[Stored data]
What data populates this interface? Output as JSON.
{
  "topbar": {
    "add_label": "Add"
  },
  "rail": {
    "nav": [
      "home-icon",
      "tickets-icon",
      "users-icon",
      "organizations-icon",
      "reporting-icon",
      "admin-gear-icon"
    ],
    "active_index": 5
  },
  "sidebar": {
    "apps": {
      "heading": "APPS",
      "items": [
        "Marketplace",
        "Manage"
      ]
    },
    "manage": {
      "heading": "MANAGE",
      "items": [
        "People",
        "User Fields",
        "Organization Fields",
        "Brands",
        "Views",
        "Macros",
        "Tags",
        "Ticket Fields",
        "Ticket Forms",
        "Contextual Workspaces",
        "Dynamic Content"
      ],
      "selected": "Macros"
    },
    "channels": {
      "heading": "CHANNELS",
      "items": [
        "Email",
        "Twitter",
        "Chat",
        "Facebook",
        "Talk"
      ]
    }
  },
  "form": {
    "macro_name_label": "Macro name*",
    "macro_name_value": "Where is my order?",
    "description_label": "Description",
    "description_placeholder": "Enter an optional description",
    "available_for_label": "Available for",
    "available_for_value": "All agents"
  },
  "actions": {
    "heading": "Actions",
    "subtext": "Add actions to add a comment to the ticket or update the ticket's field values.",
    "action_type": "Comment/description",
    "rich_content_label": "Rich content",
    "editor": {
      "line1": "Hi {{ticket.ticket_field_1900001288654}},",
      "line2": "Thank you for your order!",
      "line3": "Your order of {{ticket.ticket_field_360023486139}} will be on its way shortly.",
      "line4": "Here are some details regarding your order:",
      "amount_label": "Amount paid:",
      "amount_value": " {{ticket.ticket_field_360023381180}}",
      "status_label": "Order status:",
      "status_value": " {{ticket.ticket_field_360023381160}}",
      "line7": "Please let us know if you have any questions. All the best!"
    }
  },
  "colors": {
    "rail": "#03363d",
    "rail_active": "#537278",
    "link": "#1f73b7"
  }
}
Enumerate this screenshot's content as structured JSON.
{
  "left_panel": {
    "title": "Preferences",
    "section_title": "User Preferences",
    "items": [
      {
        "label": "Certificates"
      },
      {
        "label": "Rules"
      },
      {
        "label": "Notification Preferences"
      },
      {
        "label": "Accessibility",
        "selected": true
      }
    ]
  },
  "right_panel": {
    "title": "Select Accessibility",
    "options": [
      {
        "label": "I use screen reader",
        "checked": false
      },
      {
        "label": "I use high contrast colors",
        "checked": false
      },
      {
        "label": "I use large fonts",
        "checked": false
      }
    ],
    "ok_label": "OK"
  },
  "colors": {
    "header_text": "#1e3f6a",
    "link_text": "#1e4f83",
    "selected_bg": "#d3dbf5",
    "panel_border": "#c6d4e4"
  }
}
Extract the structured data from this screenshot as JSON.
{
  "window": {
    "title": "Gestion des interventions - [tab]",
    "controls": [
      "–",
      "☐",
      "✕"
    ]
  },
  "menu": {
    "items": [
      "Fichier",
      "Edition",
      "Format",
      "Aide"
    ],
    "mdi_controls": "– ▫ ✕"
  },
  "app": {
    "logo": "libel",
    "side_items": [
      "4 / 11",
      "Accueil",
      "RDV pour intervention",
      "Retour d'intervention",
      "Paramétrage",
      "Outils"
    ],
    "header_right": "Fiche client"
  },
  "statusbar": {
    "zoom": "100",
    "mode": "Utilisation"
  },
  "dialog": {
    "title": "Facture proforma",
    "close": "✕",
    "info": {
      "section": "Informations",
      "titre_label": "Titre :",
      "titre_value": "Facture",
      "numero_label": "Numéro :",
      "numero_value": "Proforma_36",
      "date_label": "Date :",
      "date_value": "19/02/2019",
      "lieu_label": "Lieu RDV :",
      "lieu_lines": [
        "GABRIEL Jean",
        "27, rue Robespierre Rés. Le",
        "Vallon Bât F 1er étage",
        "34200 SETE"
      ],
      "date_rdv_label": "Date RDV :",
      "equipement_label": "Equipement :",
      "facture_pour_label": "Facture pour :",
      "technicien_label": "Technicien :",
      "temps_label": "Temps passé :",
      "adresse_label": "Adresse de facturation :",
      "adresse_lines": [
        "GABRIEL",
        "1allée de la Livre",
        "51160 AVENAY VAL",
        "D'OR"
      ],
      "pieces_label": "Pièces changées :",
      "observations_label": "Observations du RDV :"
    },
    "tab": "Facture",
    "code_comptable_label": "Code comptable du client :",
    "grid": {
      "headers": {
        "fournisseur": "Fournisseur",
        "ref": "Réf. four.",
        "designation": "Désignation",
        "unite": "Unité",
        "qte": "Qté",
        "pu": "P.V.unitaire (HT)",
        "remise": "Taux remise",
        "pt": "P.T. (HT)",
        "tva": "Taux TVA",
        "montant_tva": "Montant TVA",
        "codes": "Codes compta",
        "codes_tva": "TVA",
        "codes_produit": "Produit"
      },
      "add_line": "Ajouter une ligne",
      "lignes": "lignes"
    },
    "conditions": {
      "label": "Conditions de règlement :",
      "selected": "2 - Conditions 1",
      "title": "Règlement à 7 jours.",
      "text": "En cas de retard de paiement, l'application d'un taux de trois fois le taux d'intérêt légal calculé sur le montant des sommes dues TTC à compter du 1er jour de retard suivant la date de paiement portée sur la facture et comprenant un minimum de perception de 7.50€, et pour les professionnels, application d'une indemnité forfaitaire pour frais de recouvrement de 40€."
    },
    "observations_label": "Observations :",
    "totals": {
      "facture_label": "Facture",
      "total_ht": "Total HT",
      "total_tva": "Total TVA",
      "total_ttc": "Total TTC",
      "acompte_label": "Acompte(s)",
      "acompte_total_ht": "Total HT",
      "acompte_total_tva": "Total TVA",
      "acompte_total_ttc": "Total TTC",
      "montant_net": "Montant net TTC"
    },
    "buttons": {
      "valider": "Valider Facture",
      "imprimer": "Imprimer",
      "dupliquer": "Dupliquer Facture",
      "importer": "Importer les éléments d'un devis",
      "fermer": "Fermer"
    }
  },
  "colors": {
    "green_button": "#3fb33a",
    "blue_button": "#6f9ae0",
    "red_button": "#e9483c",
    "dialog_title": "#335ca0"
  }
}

Exercise directions
Your task is to quote all of the data word for word.

Response for this exercise
What data populates this interface? Output as JSON.
{
  "topbar": {
    "add_label": "Add"
  },
  "rail": {
    "nav": [
      "home-icon",
      "tickets-icon",
      "users-icon",
      "organizations-icon",
      "reporting-icon",
      "admin-gear-icon"
    ],
    "active_index": 5
  },
  "sidebar": {
    "apps": {
      "heading": "APPS",
      "items": [
        "Marketplace",
        "Manage"
      ]
    },
    "manage": {
      "heading": "MANAGE",
      "items": [
        "People",
        "User Fields",
        "Organization Fields",
        "Brands",
        "Views",
        "Macros",
        "Tags",
        "Ticket Fields",
        "Ticket Forms",
        "Contextual Workspaces",
        "Dynamic Content"
      ],
      "selected": "Macros"
    },
    "channels": {
      "heading": "CHANNELS",
      "items": [
        "Email",
        "Twitter",
        "Chat",
        "Facebook",
        "Talk"
      ]
    }
  },
  "form": {
    "macro_name_label": "Macro name*",
    "macro_name_value": "Where is my order?",
    "description_label": "Description",
    "description_placeholder": "Enter an optional description",
    "available_for_label": "Available for",
    "available_for_value": "All agents"
  },
  "actions": {
    "heading": "Actions",
    "subtext": "Add actions to add a comment to the ticket or update the ticket's field values.",
    "action_type": "Comment/description",
    "rich_content_label": "Rich content",
    "editor": {
      "line1": "Hi {{ticket.ticket_field_1900001288654}},",
      "line2": "Thank you for your order!",
      "line3": "Your order of {{ticket.ticket_field_360023486139}} will be on its way shortly.",
      "line4": "Here are some details regarding your order:",
      "amount_label": "Amount paid:",
      "amount_value": " {{ticket.ticket_field_360023381180}}",
      "status_label": "Order status:",
      "status_value": " {{ticket.ticket_field_360023381160}}",
      "line7": "Please let us know if you have any questions. All the best!"
    }
  },
  "colors": {
    "rail": "#03363d",
    "rail_active": "#537278",
    "link": "#1f73b7"
  }
}
Enumerate this screenshot's content as structured JSON.
{
  "left_panel": {
    "title": "Preferences",
    "section_title": "User Preferences",
    "items": [
      {
        "label": "Certificates"
      },
      {
        "label": "Rules"
      },
      {
        "label": "Notification Preferences"
      },
      {
        "label": "Accessibility",
        "selected": true
      }
    ]
  },
  "right_panel": {
    "title": "Select Accessibility",
    "options": [
      {
        "label": "I use screen reader",
        "checked": false
      },
      {
        "label": "I use high contrast colors",
        "checked": false
      },
      {
        "label": "I use large fonts",
        "checked": false
      }
    ],
    "ok_label": "OK"
  },
  "colors": {
    "header_text": "#1e3f6a",
    "link_text": "#1e4f83",
    "selected_bg": "#d3dbf5",
    "panel_border": "#c6d4e4"
  }
}
Extract the structured data from this screenshot as JSON.
{
  "window": {
    "title": "Gestion des interventions - [tab]",
    "controls": [
      "–",
      "☐",
      "✕"
    ]
  },
  "menu": {
    "items": [
      "Fichier",
      "Edition",
      "Format",
      "Aide"
    ],
    "mdi_controls": "– ▫ ✕"
  },
  "app": {
    "logo": "libel",
    "side_items": [
      "4 / 11",
      "Accueil",
      "RDV pour intervention",
      "Retour d'intervention",
      "Paramétrage",
      "Outils"
    ],
    "header_right": "Fiche client"
  },
  "statusbar": {
    "zoom": "100",
    "mode": "Utilisation"
  },
  "dialog": {
    "title": "Facture proforma",
    "close": "✕",
    "info": {
      "section": "Informations",
      "titre_label": "Titre :",
      "titre_value": "Facture",
      "numero_label": "Numéro :",
      "numero_value": "Proforma_36",
      "date_label": "Date :",
      "date_value": "19/02/2019",
      "lieu_label": "Lieu RDV :",
      "lieu_lines": [
        "GABRIEL Jean",
        "27, rue Robespierre Rés. Le",
        "Vallon Bât F 1er étage",
        "34200 SETE"
      ],
      "date_rdv_label": "Date RDV :",
      "equipement_label": "Equipement :",
      "facture_pour_label": "Facture pour :",
      "technicien_label": "Technicien :",
      "temps_label": "Temps passé :",
      "adresse_label": "Adresse de facturation :",
      "adresse_lines": [
        "GABRIEL",
        "1allée de la Livre",
        "51160 AVENAY VAL",
        "D'OR"
      ],
      "pieces_label": "Pièces changées :",
      "observations_label": "Observations du RDV :"
    },
    "tab": "Facture",
    "code_comptable_label": "Code comptable du client :",
    "grid": {
      "headers": {
        "fournisseur": "Fournisseur",
        "ref": "Réf. four.",
        "designation": "Désignation",
        "unite": "Unité",
        "qte": "Qté",
        "pu": "P.V.unitaire (HT)",
        "remise": "Taux remise",
        "pt": "P.T. (HT)",
        "tva": "Taux TVA",
        "montant_tva": "Montant TVA",
        "codes": "Codes compta",
        "codes_tva": "TVA",
        "codes_produit": "Produit"
      },
      "add_line": "Ajouter une ligne",
      "lignes": "lignes"
    },
    "conditions": {
      "label": "Conditions de règlement :",
      "selected": "2 - Conditions 1",
      "title": "Règlement à 7 jours.",
      "text": "En cas de retard de paiement, l'application d'un taux de trois fois le taux d'intérêt légal calculé sur le montant des sommes dues TTC à compter du 1er jour de retard suivant la date de paiement portée sur la facture et comprenant un minimum de perception de 7.50€, et pour les professionnels, application d'une indemnité forfaitaire pour frais de recouvrement de 40€."
    },
    "observations_label": "Observations :",
    "totals": {
      "facture_label": "Facture",
      "total_ht": "Total HT",
      "total_tva": "Total TVA",
      "total_ttc": "Total TTC",
      "acompte_label": "Acompte(s)",
      "acompte_total_ht": "Total HT",
      "acompte_total_tva": "Total TVA",
      "acompte_total_ttc": "Total TTC",
      "montant_net": "Montant net TTC"
    },
    "buttons": {
      "valider": "Valider Facture",
      "imprimer": "Imprimer",
      "dupliquer": "Dupliquer Facture",
      "importer": "Importer les éléments d'un devis",
      "fermer": "Fermer"
    }
  },
  "colors": {
    "green_button": "#3fb33a",
    "blue_button": "#6f9ae0",
    "red_button": "#e9483c",
    "dialog_title": "#335ca0"
  }
}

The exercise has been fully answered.